Look for "music" in each line of the entries, and return the matching lines.

:: Data for the task ::

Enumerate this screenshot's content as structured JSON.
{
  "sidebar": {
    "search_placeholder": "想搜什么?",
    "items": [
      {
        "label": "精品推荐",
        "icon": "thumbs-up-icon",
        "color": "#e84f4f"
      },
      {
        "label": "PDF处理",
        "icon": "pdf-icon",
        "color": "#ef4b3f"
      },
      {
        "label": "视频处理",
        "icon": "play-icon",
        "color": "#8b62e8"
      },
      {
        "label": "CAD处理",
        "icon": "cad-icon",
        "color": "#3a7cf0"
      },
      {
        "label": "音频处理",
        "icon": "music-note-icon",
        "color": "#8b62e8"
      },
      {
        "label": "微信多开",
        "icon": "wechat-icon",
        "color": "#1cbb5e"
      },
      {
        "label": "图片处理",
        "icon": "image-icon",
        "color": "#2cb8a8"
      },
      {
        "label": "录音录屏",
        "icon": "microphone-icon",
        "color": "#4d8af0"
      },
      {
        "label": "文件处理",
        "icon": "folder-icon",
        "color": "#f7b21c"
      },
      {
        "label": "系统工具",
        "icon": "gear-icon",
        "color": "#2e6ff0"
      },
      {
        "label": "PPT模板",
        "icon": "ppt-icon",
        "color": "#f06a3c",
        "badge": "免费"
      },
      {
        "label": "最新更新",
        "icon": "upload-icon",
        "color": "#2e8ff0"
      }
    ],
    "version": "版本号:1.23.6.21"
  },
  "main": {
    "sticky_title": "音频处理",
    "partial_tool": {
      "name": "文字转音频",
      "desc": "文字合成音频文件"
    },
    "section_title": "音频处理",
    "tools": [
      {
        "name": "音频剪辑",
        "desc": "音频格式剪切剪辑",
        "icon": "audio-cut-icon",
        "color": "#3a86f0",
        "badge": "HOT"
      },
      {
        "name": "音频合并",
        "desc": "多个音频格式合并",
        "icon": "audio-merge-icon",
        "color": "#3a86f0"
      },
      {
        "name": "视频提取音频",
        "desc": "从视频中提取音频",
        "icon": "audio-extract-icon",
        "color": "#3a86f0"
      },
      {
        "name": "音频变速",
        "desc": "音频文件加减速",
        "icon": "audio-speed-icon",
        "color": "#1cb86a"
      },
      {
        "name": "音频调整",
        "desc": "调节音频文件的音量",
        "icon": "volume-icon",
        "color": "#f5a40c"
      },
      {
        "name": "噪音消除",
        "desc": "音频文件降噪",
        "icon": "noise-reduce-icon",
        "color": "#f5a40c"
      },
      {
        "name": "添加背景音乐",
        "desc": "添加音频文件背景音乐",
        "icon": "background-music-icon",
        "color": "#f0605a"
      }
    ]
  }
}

:::

** Output below **
        "icon": "music-note-icon",
        "icon": "background-music-icon",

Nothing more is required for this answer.